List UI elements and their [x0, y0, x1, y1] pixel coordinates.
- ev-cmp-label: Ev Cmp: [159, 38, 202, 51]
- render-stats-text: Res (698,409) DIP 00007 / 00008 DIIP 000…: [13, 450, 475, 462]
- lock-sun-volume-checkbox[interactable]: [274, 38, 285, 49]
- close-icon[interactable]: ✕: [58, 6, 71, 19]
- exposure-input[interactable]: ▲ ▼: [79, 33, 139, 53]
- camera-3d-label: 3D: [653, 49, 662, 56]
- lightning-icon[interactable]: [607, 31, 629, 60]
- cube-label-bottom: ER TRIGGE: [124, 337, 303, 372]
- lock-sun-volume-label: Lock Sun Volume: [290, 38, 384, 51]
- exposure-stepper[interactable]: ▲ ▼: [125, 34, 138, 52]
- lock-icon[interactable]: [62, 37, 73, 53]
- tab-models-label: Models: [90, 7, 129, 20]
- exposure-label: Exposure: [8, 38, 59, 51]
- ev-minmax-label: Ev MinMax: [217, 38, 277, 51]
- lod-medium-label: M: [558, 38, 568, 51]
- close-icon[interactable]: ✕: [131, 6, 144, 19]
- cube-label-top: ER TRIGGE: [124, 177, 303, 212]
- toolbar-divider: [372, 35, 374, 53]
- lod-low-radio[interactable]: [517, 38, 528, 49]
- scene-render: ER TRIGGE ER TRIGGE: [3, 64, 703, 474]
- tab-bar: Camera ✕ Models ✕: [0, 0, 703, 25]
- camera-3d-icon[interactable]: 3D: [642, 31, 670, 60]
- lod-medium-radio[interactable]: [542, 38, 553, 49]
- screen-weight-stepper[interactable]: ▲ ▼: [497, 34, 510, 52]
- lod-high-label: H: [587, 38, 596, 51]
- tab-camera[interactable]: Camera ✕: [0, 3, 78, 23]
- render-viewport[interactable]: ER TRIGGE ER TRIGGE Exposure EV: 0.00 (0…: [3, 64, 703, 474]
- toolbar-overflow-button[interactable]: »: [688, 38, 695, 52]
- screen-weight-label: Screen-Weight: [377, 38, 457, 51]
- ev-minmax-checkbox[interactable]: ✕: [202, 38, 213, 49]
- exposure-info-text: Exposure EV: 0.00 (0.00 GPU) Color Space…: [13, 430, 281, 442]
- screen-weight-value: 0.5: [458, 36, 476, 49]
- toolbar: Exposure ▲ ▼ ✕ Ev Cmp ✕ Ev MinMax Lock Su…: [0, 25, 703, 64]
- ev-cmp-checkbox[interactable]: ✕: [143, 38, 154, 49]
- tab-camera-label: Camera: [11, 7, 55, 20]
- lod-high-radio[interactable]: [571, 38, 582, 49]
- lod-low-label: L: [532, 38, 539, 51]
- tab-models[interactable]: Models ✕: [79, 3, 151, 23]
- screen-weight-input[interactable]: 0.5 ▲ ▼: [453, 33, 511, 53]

------------

### Stated task
Can you recast the rows as a numbered list, starting at the first row and ending at the row that contains "- lod-low-radio[interactable]: [517, 38, 528, 49]", with blank lines left out?

### Task result
1. List UI elements and their [x0, y0, x1, y1] pixel coordinates.
2. - ev-cmp-label: Ev Cmp: [159, 38, 202, 51]
3. - render-stats-text: Res (698,409) DIP 00007 / 00008 DIIP 000…: [13, 450, 475, 462]
4. - lock-sun-volume-checkbox[interactable]: [274, 38, 285, 49]
5. - close-icon[interactable]: ✕: [58, 6, 71, 19]
6. - exposure-input[interactable]: ▲ ▼: [79, 33, 139, 53]
7. - camera-3d-label: 3D: [653, 49, 662, 56]
8. - lightning-icon[interactable]: [607, 31, 629, 60]
9. - cube-label-bottom: ER TRIGGE: [124, 337, 303, 372]
10. - lock-sun-volume-label: Lock Sun Volume: [290, 38, 384, 51]
11. - exposure-stepper[interactable]: ▲ ▼: [125, 34, 138, 52]
12. - lock-icon[interactable]: [62, 37, 73, 53]
13. - tab-models-label: Models: [90, 7, 129, 20]
14. - exposure-label: Exposure: [8, 38, 59, 51]
15. - ev-minmax-label: Ev MinMax: [217, 38, 277, 51]
16. - lod-medium-label: M: [558, 38, 568, 51]
17. - close-icon[interactable]: ✕: [131, 6, 144, 19]
18. - cube-label-top: ER TRIGGE: [124, 177, 303, 212]
19. - toolbar-divider: [372, 35, 374, 53]
20. - lod-low-radio[interactable]: [517, 38, 528, 49]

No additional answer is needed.